# [Set exercise]
From the entries below, copy out every line with "none" in it.

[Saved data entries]
↓

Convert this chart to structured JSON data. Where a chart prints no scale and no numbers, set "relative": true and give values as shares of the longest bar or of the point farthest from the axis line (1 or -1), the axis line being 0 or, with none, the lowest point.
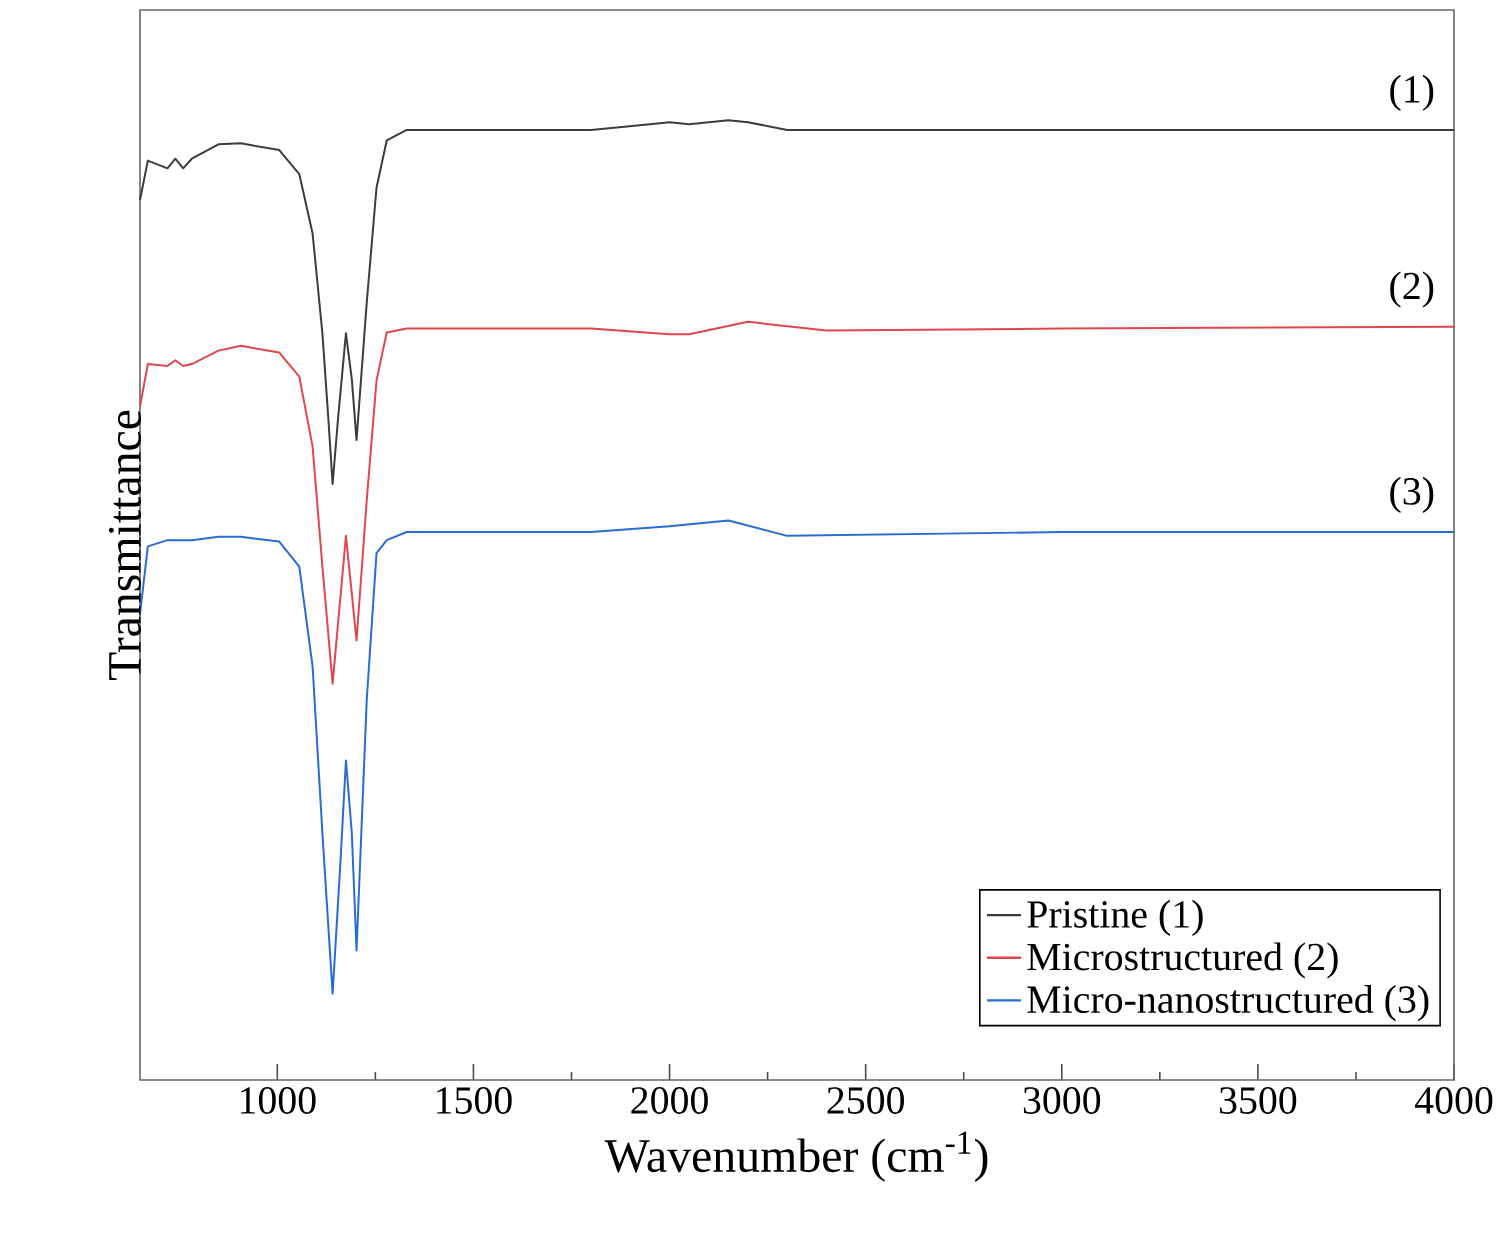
{
  "chart_data": {
    "type": "line",
    "relative": true,
    "xlabel": "Wavenumber (cm$^{-1}$)",
    "ylabel": "Transmittance",
    "xlim": [
      650,
      4000
    ],
    "xticks": [
      1000,
      1500,
      2000,
      2500,
      3000,
      3500,
      4000
    ],
    "legend": "bottom right",
    "line_style": "solid",
    "marker": "none",
    "annotations": [
      "(1)",
      "(2)",
      "(3)"
    ],
    "series": [
      {
        "name": "Pristine (1)",
        "color": "#3c3c3c",
        "x": [
          650,
          670,
          720,
          740,
          760,
          782,
          850,
          907,
          1005,
          1056,
          1090,
          1115,
          1130,
          1141,
          1155,
          1175,
          1190,
          1202,
          1228,
          1253,
          1279,
          1330,
          1500,
          1800,
          1950,
          2000,
          2050,
          2150,
          2200,
          2300,
          2500,
          3000,
          4000
        ],
        "values": [
          0.917,
          0.958,
          0.95,
          0.96,
          0.95,
          0.96,
          0.975,
          0.976,
          0.969,
          0.944,
          0.882,
          0.778,
          0.69,
          0.621,
          0.69,
          0.778,
          0.73,
          0.667,
          0.81,
          0.93,
          0.979,
          0.99,
          0.99,
          0.99,
          0.996,
          0.998,
          0.996,
          1.0,
          0.998,
          0.99,
          0.99,
          0.99,
          0.99
        ]
      },
      {
        "name": "Microstructured (2)",
        "color": "#e0474c",
        "x": [
          650,
          670,
          720,
          740,
          760,
          782,
          850,
          907,
          1005,
          1056,
          1090,
          1115,
          1141,
          1175,
          1202,
          1228,
          1253,
          1279,
          1330,
          1500,
          1800,
          2000,
          2050,
          2200,
          2400,
          3000,
          4000
        ],
        "values": [
          0.702,
          0.746,
          0.744,
          0.75,
          0.744,
          0.746,
          0.76,
          0.765,
          0.758,
          0.733,
          0.66,
          0.535,
          0.413,
          0.567,
          0.458,
          0.604,
          0.729,
          0.779,
          0.783,
          0.783,
          0.783,
          0.777,
          0.777,
          0.79,
          0.781,
          0.783,
          0.785
        ]
      },
      {
        "name": "Micro-nanostructured (3)",
        "color": "#2a6ccf",
        "x": [
          650,
          670,
          720,
          782,
          850,
          907,
          1005,
          1056,
          1090,
          1115,
          1141,
          1160,
          1175,
          1190,
          1202,
          1228,
          1253,
          1279,
          1330,
          1500,
          1800,
          2000,
          2150,
          2300,
          3000,
          4000
        ],
        "values": [
          0.486,
          0.556,
          0.5625,
          0.5625,
          0.566,
          0.566,
          0.561,
          0.535,
          0.431,
          0.257,
          0.09,
          0.22,
          0.333,
          0.257,
          0.135,
          0.396,
          0.549,
          0.5625,
          0.571,
          0.571,
          0.571,
          0.577,
          0.583,
          0.567,
          0.571,
          0.571
        ]
      }
    ]
  }
}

↑

# [Output for this exercise]
Convert this chart to structured JSON data. Where a chart prints no scale and no numbers, set "relative": true and give values as shares of the longest bar or of the point farthest from the axis line (1 or -1), the axis line being 0 or, with none, the lowest point.
    "marker": "none",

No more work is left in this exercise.